** begin Provided records **

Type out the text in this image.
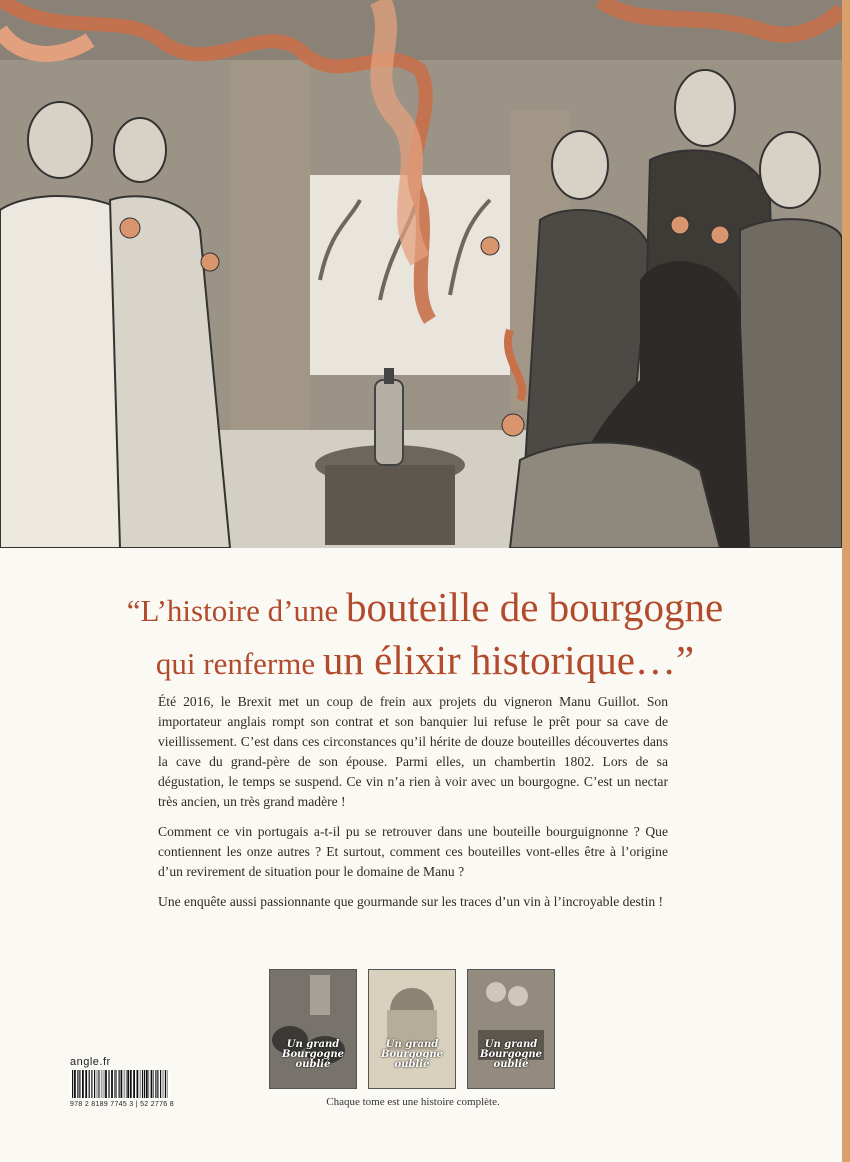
“L’histoire d’une bouteille de bourgogne
qui renferme un élixir historique…”

Été 2016, le Brexit met un coup de frein aux projets du vigneron Manu Guillot. Son importateur anglais rompt son contrat et son banquier lui refuse le prêt pour sa cave de vieillissement. C’est dans ces circonstances qu’il hérite de douze bouteilles découvertes dans la cave du grand-père de son épouse. Parmi elles, un chambertin 1802. Lors de sa dégustation, le temps se suspend. Ce vin n’a rien à voir avec un bourgogne. C’est un nectar très ancien, un très grand madère !

Comment ce vin portugais a-t-il pu se retrouver dans une bouteille bourguignonne ? Que contiennent les onze autres ? Et surtout, comment ces bouteilles vont-elles être à l’origine d’un revirement de situation pour le domaine de Manu ?

Une enquête aussi passionnante que gourmande sur les traces d’un vin à l’incroyable destin !

Un grand
Bourgogne
oublié
Un grand
Bourgogne
oublié
Un grand
Bourgogne
oublié
Chaque tome est une histoire complète.
angle.fr
978 2 8189 7745 3 | 52 2776 8
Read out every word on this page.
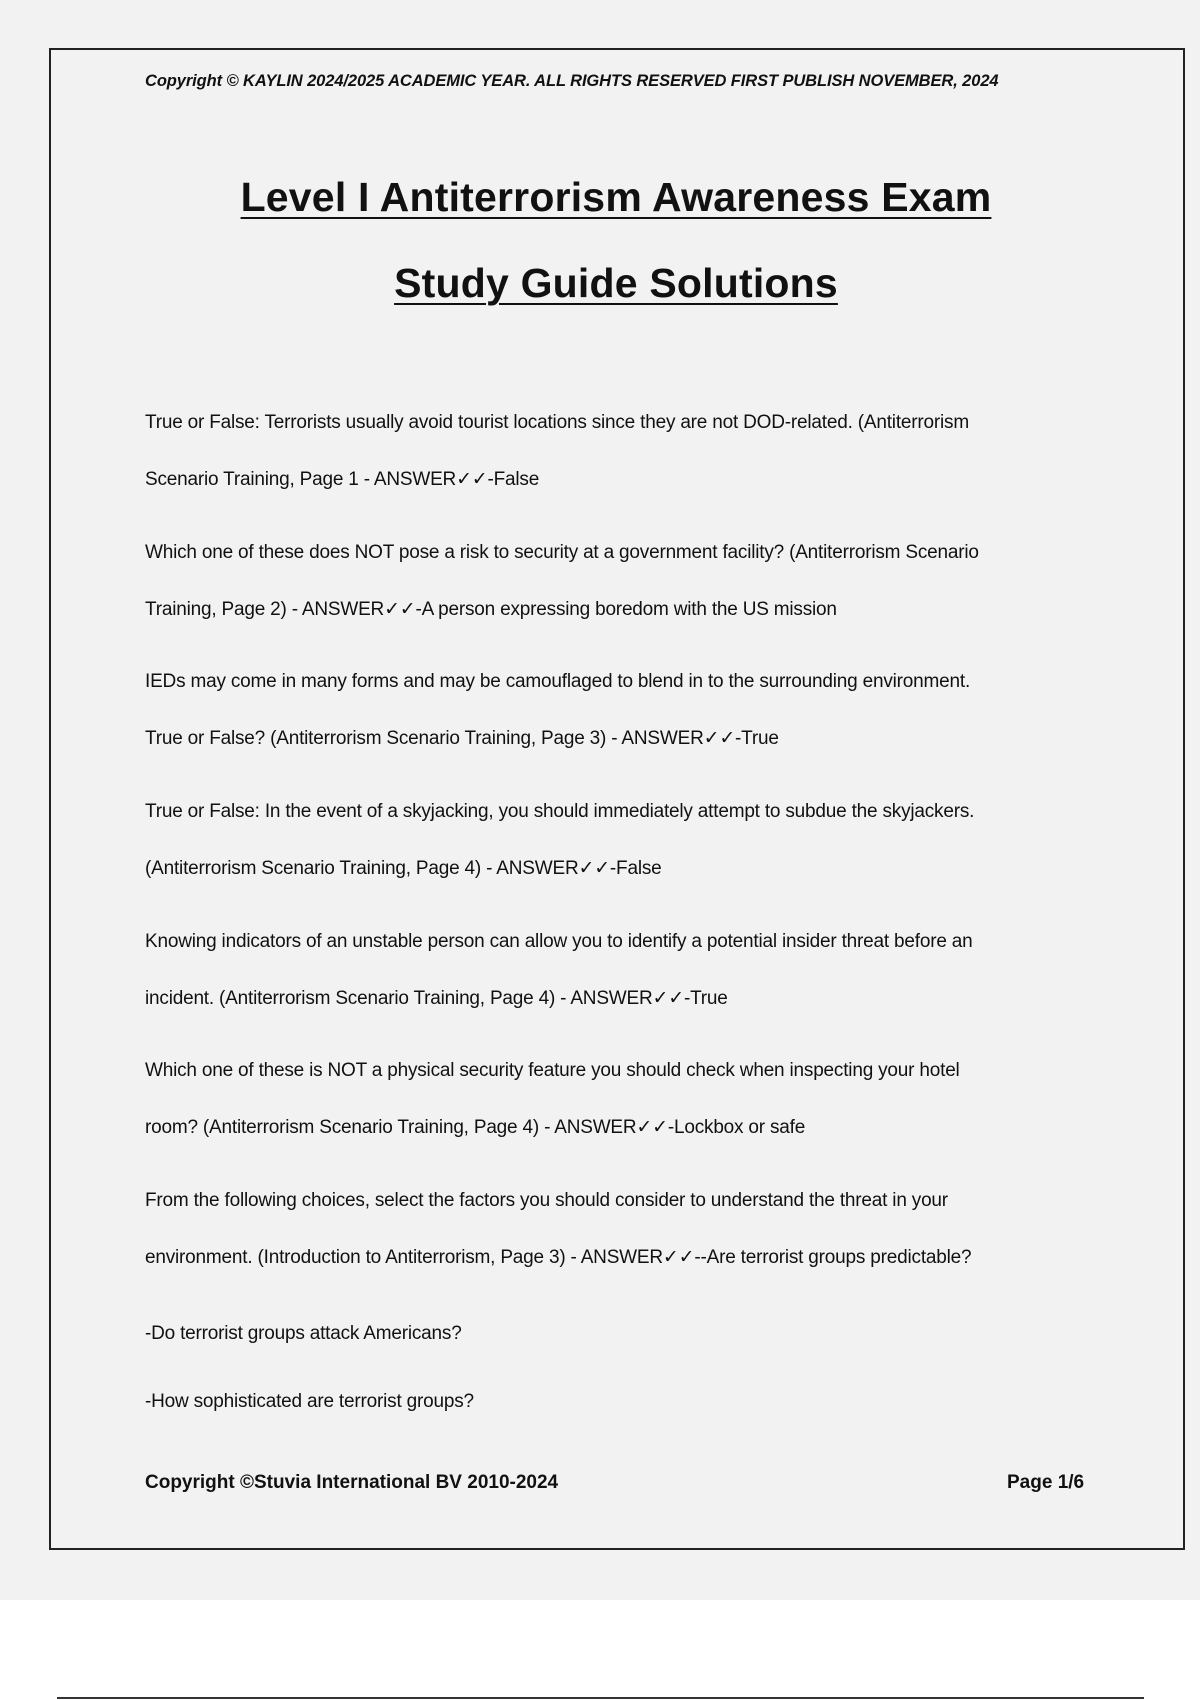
Copyright © KAYLIN 2024/2025 ACADEMIC YEAR. ALL RIGHTS RESERVED FIRST PUBLISH NOVEMBER, 2024
Level I Antiterrorism Awareness Exam
Study Guide Solutions
True or False: Terrorists usually avoid tourist locations since they are not DOD-related. (Antiterrorism
Scenario Training, Page 1 - ANSWER✓✓-False
Which one of these does NOT pose a risk to security at a government facility? (Antiterrorism Scenario
Training, Page 2) - ANSWER✓✓-A person expressing boredom with the US mission
IEDs may come in many forms and may be camouflaged to blend in to the surrounding environment.
True or False? (Antiterrorism Scenario Training, Page 3) - ANSWER✓✓-True
True or False: In the event of a skyjacking, you should immediately attempt to subdue the skyjackers.
(Antiterrorism Scenario Training, Page 4) - ANSWER✓✓-False
Knowing indicators of an unstable person can allow you to identify a potential insider threat before an
incident. (Antiterrorism Scenario Training, Page 4) - ANSWER✓✓-True
Which one of these is NOT a physical security feature you should check when inspecting your hotel
room? (Antiterrorism Scenario Training, Page 4) - ANSWER✓✓-Lockbox or safe
From the following choices, select the factors you should consider to understand the threat in your
environment. (Introduction to Antiterrorism, Page 3) - ANSWER✓✓--Are terrorist groups predictable?
-Do terrorist groups attack Americans?
-How sophisticated are terrorist groups?
Copyright ©Stuvia International BV 2010-2024	Page 1/6
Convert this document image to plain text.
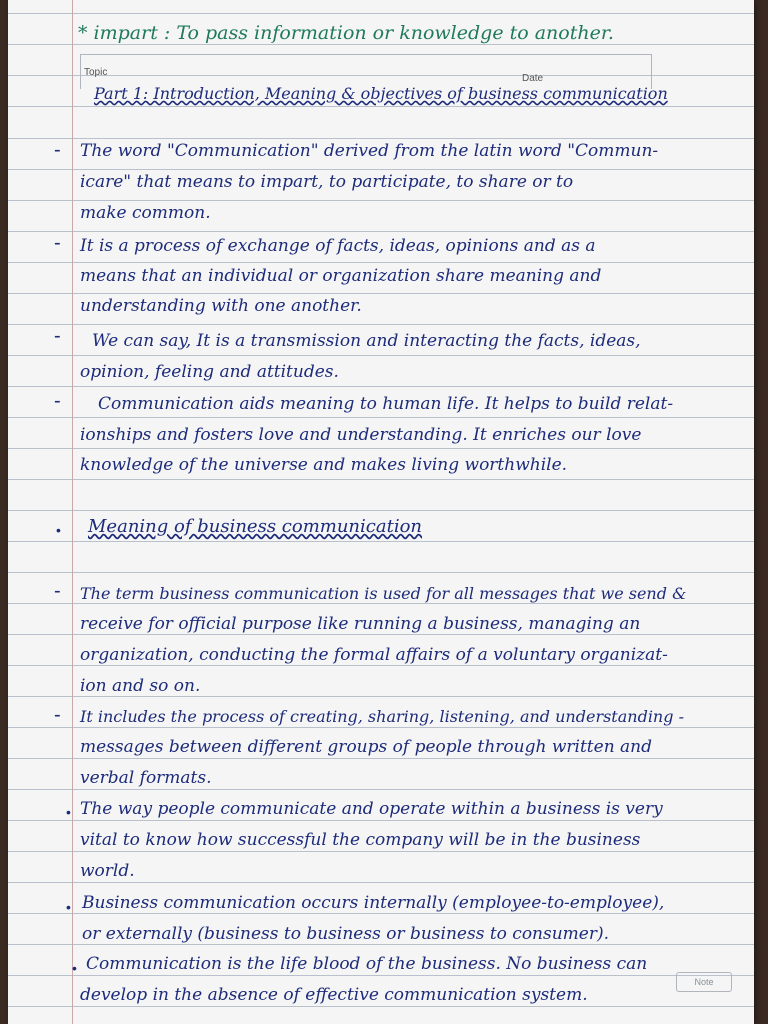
* impart : To pass information or knowledge to another.
Topic
Date
Part 1: Introduction, Meaning & objectives of business communication
- The word "Communication" derived from the latin word "Commun-
icare" that means to impart, to participate, to share or to
make common.
- It is a process of exchange of facts, ideas, opinions and as a
means that an individual or organization share meaning and
understanding with one another.
- We can say, It is a transmission and interacting the facts, ideas,
opinion, feeling and attitudes.
- Communication aids meaning to human life. It helps to build relat-
ionships and fosters love and understanding. It enriches our love
knowledge of the universe and makes living worthwhile.
• Meaning of business communication
- The term business communication is used for all messages that we send &
receive for official purpose like running a business, managing an
organization, conducting the formal affairs of a voluntary organizat-
ion and so on.
- It includes the process of creating, sharing, listening, and understanding -
messages between different groups of people through written and
verbal formats.
• The way people communicate and operate within a business is very
vital to know how successful the company will be in the business
world.
• Business communication occurs internally (employee-to-employee),
or externally (business to business or business to consumer).
• Communication is the life blood of the business. No business can
develop in the absence of effective communication system.
Note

** end Provided records **

## Problem statement
Omit the pictures and give the material again, exactly and in full.

## Exercise solution
Type out the text in this image.
“L’histoire d’une bouteille de bourgogne
qui renferme un élixir historique…”

Été 2016, le Brexit met un coup de frein aux projets du vigneron Manu Guillot. Son importateur anglais rompt son contrat et son banquier lui refuse le prêt pour sa cave de vieillissement. C’est dans ces circonstances qu’il hérite de douze bouteilles découvertes dans la cave du grand-père de son épouse. Parmi elles, un chambertin 1802. Lors de sa dégustation, le temps se suspend. Ce vin n’a rien à voir avec un bourgogne. C’est un nectar très ancien, un très grand madère !

Comment ce vin portugais a-t-il pu se retrouver dans une bouteille bourguignonne ? Que contiennent les onze autres ? Et surtout, comment ces bouteilles vont-elles être à l’origine d’un revirement de situation pour le domaine de Manu ?

Une enquête aussi passionnante que gourmande sur les traces d’un vin à l’incroyable destin !

Un grand
Bourgogne
oublié
Un grand
Bourgogne
oublié
Un grand
Bourgogne
oublié
Chaque tome est une histoire complète.
angle.fr
978 2 8189 7745 3 | 52 2776 8
Read out every word on this page.
Copyright © KAYLIN 2024/2025 ACADEMIC YEAR. ALL RIGHTS RESERVED FIRST PUBLISH NOVEMBER, 2024
Level I Antiterrorism Awareness Exam
Study Guide Solutions
True or False: Terrorists usually avoid tourist locations since they are not DOD-related. (Antiterrorism
Scenario Training, Page 1 - ANSWER✓✓-False
Which one of these does NOT pose a risk to security at a government facility? (Antiterrorism Scenario
Training, Page 2) - ANSWER✓✓-A person expressing boredom with the US mission
IEDs may come in many forms and may be camouflaged to blend in to the surrounding environment.
True or False? (Antiterrorism Scenario Training, Page 3) - ANSWER✓✓-True
True or False: In the event of a skyjacking, you should immediately attempt to subdue the skyjackers.
(Antiterrorism Scenario Training, Page 4) - ANSWER✓✓-False
Knowing indicators of an unstable person can allow you to identify a potential insider threat before an
incident. (Antiterrorism Scenario Training, Page 4) - ANSWER✓✓-True
Which one of these is NOT a physical security feature you should check when inspecting your hotel
room? (Antiterrorism Scenario Training, Page 4) - ANSWER✓✓-Lockbox or safe
From the following choices, select the factors you should consider to understand the threat in your
environment. (Introduction to Antiterrorism, Page 3) - ANSWER✓✓--Are terrorist groups predictable?
-Do terrorist groups attack Americans?
-How sophisticated are terrorist groups?
Copyright ©Stuvia International BV 2010-2024	Page 1/6
Convert this document image to plain text.
* impart : To pass information or knowledge to another.
Topic
Date
Part 1: Introduction, Meaning & objectives of business communication
- The word "Communication" derived from the latin word "Commun-
icare" that means to impart, to participate, to share or to
make common.
- It is a process of exchange of facts, ideas, opinions and as a
means that an individual or organization share meaning and
understanding with one another.
- We can say, It is a transmission and interacting the facts, ideas,
opinion, feeling and attitudes.
- Communication aids meaning to human life. It helps to build relat-
ionships and fosters love and understanding. It enriches our love
knowledge of the universe and makes living worthwhile.
• Meaning of business communication
- The term business communication is used for all messages that we send &
receive for official purpose like running a business, managing an
organization, conducting the formal affairs of a voluntary organizat-
ion and so on.
- It includes the process of creating, sharing, listening, and understanding -
messages between different groups of people through written and
verbal formats.
• The way people communicate and operate within a business is very
vital to know how successful the company will be in the business
world.
• Business communication occurs internally (employee-to-employee),
or externally (business to business or business to consumer).
• Communication is the life blood of the business. No business can
develop in the absence of effective communication system.
Note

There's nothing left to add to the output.